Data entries

====

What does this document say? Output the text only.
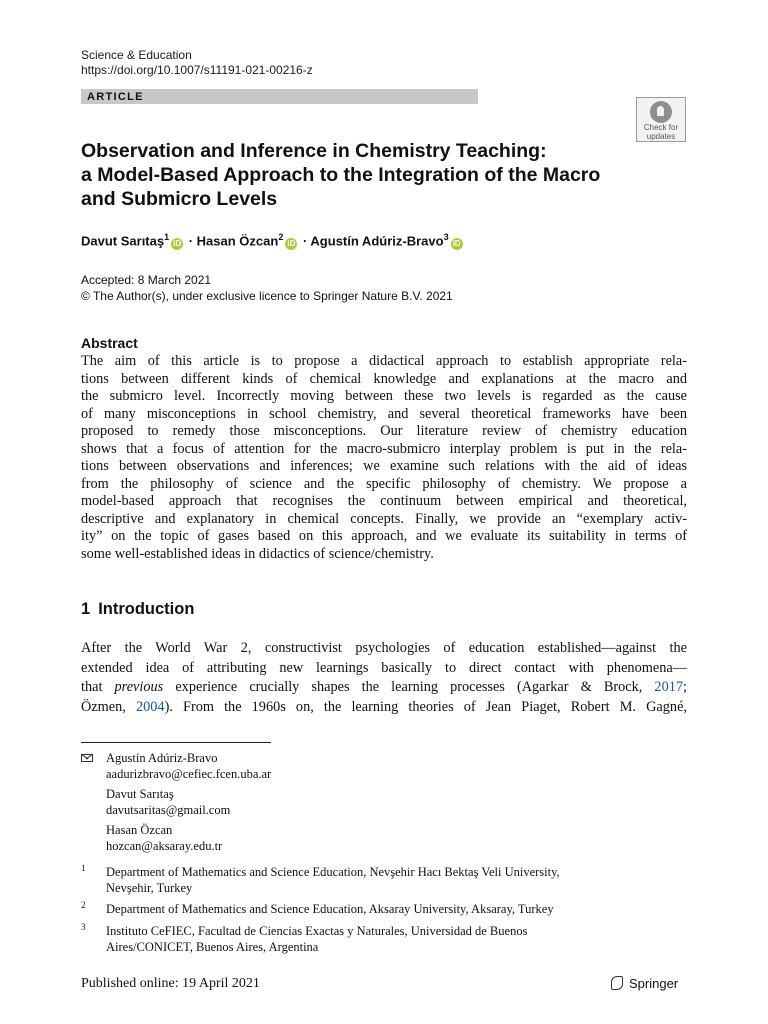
Science & Education
https://doi.org/10.1007/s11191-021-00216-z
ARTICLE
Check for
updates
Observation and Inference in Chemistry Teaching:
a Model-Based Approach to the Integration of the Macro
and Submicro Levels
Davut Sarıtaş$^1$iD · Hasan Özcan$^2$iD · Agustín Adúriz-Bravo$^3$iD
Accepted: 8 March 2021
© The Author(s), under exclusive licence to Springer Nature B.V. 2021
Abstract
The aim of this article is to propose a didactical approach to establish appropriate rela-
tions between different kinds of chemical knowledge and explanations at the macro and
the submicro level. Incorrectly moving between these two levels is regarded as the cause
of many misconceptions in school chemistry, and several theoretical frameworks have been
proposed to remedy those misconceptions. Our literature review of chemistry education
shows that a focus of attention for the macro-submicro interplay problem is put in the rela-
tions between observations and inferences; we examine such relations with the aid of ideas
from the philosophy of science and the specific philosophy of chemistry. We propose a
model-based approach that recognises the continuum between empirical and theoretical,
descriptive and explanatory in chemical concepts. Finally, we provide an “exemplary activ-
ity” on the topic of gases based on this approach, and we evaluate its suitability in terms of
some well-established ideas in didactics of science/chemistry.
1 Introduction
After the World War 2, constructivist psychologies of education established—against the
extended idea of attributing new learnings basically to direct contact with phenomena—
that previous experience crucially shapes the learning processes (Agarkar & Brock, 2017;
Özmen, 2004). From the 1960s on, the learning theories of Jean Piaget, Robert M. Gagné,
Agustín Adúriz-Bravo
aadurizbravo@cefiec.fcen.uba.ar
Davut Sarıtaş
davutsaritas@gmail.com
Hasan Özcan
hozcan@aksaray.edu.tr
1 Department of Mathematics and Science Education, Nevşehir Hacı Bektaş Veli University,
Nevşehir, Turkey
2 Department of Mathematics and Science Education, Aksaray University, Aksaray, Turkey
3 Instituto CeFIEC, Facultad de Ciencias Exactas y Naturales, Universidad de Buenos
Aires/CONICET, Buenos Aires, Argentina
Published online: 19 April 2021	Springer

====

What is being asked: Copy each line above precisely, dropping the pictures.

Correct response:
What does this document say? Output the text only.
Science & Education
https://doi.org/10.1007/s11191-021-00216-z
ARTICLE
Check for
updates
Observation and Inference in Chemistry Teaching:
a Model-Based Approach to the Integration of the Macro
and Submicro Levels
Davut Sarıtaş$^1$iD · Hasan Özcan$^2$iD · Agustín Adúriz-Bravo$^3$iD
Accepted: 8 March 2021
© The Author(s), under exclusive licence to Springer Nature B.V. 2021
Abstract
The aim of this article is to propose a didactical approach to establish appropriate rela-
tions between different kinds of chemical knowledge and explanations at the macro and
the submicro level. Incorrectly moving between these two levels is regarded as the cause
of many misconceptions in school chemistry, and several theoretical frameworks have been
proposed to remedy those misconceptions. Our literature review of chemistry education
shows that a focus of attention for the macro-submicro interplay problem is put in the rela-
tions between observations and inferences; we examine such relations with the aid of ideas
from the philosophy of science and the specific philosophy of chemistry. We propose a
model-based approach that recognises the continuum between empirical and theoretical,
descriptive and explanatory in chemical concepts. Finally, we provide an “exemplary activ-
ity” on the topic of gases based on this approach, and we evaluate its suitability in terms of
some well-established ideas in didactics of science/chemistry.
1 Introduction
After the World War 2, constructivist psychologies of education established—against the
extended idea of attributing new learnings basically to direct contact with phenomena—
that previous experience crucially shapes the learning processes (Agarkar & Brock, 2017;
Özmen, 2004). From the 1960s on, the learning theories of Jean Piaget, Robert M. Gagné,
Agustín Adúriz-Bravo
aadurizbravo@cefiec.fcen.uba.ar
Davut Sarıtaş
davutsaritas@gmail.com
Hasan Özcan
hozcan@aksaray.edu.tr
1 Department of Mathematics and Science Education, Nevşehir Hacı Bektaş Veli University,
Nevşehir, Turkey
2 Department of Mathematics and Science Education, Aksaray University, Aksaray, Turkey
3 Instituto CeFIEC, Facultad de Ciencias Exactas y Naturales, Universidad de Buenos
Aires/CONICET, Buenos Aires, Argentina
Published online: 19 April 2021	Springer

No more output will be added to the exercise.